### Stated exercise
Where a line of the listing below includes the word "Chinese", reproduce that line.

(Data entries)
* BEGIN *
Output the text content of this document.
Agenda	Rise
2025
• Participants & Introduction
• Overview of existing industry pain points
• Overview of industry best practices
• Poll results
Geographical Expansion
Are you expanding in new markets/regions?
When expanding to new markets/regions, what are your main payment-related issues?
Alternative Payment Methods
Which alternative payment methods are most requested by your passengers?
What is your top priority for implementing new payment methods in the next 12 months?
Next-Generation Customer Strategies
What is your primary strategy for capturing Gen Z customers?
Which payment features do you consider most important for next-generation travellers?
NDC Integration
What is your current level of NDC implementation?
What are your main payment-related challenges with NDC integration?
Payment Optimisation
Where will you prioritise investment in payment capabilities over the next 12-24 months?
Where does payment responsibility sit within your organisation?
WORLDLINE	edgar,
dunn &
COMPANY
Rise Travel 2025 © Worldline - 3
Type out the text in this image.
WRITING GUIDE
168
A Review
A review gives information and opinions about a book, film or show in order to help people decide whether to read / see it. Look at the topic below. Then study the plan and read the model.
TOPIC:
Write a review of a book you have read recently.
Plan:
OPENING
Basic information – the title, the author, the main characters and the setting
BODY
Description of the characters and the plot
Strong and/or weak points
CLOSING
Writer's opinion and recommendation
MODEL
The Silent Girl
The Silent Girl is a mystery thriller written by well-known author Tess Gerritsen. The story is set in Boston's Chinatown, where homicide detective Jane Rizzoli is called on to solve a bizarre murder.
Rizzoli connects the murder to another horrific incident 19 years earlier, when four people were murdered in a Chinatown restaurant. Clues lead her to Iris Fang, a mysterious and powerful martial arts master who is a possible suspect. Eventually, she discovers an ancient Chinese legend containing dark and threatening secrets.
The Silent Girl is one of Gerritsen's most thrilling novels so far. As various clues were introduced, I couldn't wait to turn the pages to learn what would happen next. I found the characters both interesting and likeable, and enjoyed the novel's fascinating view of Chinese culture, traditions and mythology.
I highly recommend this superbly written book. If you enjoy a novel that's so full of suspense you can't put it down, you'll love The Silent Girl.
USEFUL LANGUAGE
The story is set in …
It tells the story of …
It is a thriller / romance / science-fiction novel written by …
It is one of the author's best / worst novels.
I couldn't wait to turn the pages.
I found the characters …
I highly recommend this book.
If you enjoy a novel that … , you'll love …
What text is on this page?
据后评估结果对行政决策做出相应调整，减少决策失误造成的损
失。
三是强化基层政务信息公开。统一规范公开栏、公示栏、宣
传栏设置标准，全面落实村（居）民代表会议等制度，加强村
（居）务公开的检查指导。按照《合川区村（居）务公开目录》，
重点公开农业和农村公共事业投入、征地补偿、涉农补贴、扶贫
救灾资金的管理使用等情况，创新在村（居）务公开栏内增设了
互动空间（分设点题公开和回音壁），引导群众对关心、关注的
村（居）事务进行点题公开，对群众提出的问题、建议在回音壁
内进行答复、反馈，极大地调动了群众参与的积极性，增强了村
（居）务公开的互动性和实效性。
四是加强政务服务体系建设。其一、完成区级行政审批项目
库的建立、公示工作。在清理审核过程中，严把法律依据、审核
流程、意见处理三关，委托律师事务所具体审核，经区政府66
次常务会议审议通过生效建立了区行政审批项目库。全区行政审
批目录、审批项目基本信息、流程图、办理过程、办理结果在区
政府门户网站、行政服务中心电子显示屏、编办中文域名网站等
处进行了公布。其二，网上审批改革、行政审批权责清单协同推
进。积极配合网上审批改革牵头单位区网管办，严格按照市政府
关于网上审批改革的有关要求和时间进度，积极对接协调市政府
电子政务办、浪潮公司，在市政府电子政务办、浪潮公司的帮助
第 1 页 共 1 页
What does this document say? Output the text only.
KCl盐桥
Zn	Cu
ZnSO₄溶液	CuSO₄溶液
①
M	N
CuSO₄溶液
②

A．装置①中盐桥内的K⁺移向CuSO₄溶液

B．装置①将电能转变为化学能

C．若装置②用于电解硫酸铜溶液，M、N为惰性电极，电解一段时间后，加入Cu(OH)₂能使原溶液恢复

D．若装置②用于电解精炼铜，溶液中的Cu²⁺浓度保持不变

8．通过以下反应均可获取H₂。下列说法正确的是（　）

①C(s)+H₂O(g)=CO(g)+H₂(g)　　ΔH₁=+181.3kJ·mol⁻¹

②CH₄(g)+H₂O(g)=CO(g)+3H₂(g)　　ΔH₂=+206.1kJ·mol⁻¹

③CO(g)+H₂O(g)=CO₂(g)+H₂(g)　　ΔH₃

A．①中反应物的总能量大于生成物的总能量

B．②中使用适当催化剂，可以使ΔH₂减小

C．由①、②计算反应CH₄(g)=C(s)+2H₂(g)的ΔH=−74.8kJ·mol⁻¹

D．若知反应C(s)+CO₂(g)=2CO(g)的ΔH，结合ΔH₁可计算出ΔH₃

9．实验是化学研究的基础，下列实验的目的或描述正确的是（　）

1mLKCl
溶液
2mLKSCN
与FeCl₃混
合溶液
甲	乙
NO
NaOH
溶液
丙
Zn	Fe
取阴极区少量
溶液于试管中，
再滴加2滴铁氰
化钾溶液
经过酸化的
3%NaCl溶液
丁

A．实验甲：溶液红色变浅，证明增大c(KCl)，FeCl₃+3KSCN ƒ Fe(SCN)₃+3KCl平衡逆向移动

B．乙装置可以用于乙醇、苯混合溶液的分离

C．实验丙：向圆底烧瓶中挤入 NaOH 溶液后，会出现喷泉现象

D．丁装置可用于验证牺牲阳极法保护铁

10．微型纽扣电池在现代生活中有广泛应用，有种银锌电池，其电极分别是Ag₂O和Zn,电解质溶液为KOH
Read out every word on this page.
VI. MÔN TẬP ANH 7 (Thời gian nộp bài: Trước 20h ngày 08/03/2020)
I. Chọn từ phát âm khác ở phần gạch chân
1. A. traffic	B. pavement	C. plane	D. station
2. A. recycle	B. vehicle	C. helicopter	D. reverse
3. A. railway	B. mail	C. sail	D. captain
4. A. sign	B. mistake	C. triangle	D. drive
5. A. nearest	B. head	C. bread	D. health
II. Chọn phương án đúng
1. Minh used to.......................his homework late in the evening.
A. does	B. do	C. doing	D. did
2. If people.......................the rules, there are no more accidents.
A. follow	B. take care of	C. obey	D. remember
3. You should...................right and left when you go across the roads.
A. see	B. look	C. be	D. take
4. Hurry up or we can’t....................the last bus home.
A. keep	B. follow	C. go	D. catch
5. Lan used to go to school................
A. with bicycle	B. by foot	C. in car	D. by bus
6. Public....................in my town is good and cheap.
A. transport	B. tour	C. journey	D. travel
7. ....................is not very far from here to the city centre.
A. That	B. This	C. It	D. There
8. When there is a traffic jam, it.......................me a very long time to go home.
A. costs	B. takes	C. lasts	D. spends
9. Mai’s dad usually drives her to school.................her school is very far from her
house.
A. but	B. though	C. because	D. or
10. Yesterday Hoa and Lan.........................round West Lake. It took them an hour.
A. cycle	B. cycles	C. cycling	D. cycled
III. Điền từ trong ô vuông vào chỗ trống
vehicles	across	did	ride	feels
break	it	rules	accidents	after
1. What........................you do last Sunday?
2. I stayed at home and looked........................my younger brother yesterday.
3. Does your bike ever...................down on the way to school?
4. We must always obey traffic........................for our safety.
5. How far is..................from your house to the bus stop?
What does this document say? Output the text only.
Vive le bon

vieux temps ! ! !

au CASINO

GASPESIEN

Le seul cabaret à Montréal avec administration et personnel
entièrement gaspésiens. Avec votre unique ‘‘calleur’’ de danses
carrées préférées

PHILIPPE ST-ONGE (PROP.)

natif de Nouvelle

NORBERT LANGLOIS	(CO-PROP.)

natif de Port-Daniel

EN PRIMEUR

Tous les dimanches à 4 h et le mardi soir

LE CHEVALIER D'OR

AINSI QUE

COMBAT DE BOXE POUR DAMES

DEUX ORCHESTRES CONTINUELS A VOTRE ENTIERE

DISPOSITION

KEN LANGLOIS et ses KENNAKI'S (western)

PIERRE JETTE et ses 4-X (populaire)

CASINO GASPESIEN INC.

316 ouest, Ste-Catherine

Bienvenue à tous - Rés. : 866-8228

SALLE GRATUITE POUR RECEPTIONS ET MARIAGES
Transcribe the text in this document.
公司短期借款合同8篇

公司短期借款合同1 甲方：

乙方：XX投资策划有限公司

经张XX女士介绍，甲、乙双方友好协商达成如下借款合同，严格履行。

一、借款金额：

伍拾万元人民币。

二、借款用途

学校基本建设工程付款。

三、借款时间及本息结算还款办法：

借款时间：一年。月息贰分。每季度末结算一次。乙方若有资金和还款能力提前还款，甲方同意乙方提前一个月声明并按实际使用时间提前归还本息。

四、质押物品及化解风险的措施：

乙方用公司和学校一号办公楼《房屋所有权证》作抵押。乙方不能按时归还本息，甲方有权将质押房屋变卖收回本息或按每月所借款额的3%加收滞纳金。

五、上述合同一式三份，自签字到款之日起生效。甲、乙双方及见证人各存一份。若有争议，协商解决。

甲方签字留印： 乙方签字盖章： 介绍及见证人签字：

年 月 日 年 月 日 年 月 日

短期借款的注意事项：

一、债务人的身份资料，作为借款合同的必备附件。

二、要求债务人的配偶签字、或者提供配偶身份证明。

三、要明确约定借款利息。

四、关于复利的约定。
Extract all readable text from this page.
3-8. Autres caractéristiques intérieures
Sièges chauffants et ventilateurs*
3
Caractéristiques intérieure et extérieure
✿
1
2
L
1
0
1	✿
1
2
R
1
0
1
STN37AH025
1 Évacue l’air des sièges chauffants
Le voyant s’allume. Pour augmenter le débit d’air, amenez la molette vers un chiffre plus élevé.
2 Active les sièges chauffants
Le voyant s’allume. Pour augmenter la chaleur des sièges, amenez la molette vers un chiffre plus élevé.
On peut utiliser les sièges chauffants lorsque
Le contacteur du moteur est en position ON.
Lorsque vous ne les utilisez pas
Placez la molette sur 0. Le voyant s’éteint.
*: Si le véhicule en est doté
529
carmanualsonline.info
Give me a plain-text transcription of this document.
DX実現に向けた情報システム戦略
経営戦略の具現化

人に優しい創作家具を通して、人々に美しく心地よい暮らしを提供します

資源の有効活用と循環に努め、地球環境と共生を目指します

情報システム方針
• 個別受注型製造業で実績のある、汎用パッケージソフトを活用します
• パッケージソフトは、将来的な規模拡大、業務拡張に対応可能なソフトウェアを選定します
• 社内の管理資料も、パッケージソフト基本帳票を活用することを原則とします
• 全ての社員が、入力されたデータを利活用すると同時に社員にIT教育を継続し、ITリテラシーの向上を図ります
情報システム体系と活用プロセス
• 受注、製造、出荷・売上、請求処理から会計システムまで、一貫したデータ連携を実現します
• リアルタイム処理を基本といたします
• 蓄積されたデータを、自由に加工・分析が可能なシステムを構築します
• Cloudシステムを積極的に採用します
* END *
### Reply
Rizzoli connects the murder to another horrific incident 19 years earlier, when four people were murdered in a Chinatown restaurant. Clues lead her to Iris Fang, a mysterious and powerful martial arts master who is a possible suspect. Eventually, she discovers an ancient Chinese legend containing dark and threatening secrets.
The Silent Girl is one of Gerritsen's most thrilling novels so far. As various clues were introduced, I couldn't wait to turn the pages to learn what would happen next. I found the characters both interesting and likeable, and enjoyed the novel's fascinating view of Chinese culture, traditions and mythology.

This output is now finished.